_Data rows_:
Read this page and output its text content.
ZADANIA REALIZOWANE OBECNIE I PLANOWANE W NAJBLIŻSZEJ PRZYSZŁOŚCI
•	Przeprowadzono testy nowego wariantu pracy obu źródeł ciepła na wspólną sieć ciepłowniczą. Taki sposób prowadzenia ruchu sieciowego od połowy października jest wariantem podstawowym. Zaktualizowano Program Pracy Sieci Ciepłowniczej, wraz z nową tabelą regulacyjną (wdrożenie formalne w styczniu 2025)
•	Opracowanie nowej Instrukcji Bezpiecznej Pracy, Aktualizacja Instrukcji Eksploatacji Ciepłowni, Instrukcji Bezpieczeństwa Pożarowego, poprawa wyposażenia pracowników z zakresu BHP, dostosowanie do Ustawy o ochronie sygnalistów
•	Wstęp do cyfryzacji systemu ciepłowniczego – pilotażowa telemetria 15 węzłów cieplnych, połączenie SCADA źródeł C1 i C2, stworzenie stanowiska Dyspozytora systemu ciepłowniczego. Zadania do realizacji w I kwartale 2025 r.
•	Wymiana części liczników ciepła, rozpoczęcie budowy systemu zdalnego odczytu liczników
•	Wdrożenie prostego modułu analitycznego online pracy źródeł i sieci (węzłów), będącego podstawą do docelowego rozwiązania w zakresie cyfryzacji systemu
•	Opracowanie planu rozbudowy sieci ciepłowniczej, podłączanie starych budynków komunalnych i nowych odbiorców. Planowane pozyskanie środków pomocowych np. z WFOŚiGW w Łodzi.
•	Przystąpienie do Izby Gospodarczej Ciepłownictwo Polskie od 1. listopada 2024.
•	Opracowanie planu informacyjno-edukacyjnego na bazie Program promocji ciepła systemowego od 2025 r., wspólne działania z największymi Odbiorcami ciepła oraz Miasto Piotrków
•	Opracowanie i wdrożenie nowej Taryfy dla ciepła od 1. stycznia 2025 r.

_Stated exercise_: Reproduce every line of the listing above in which the string "Program" appears.

_Response for this exercise_:
•	Przeprowadzono testy nowego wariantu pracy obu źródeł ciepła na wspólną sieć ciepłowniczą. Taki sposób prowadzenia ruchu sieciowego od połowy października jest wariantem podstawowym. Zaktualizowano Program Pracy Sieci Ciepłowniczej, wraz z nową tabelą regulacyjną (wdrożenie formalne w styczniu 2025)
•	Opracowanie planu informacyjno-edukacyjnego na bazie Program promocji ciepła systemowego od 2025 r., wspólne działania z największymi Odbiorcami ciepła oraz Miasto Piotrków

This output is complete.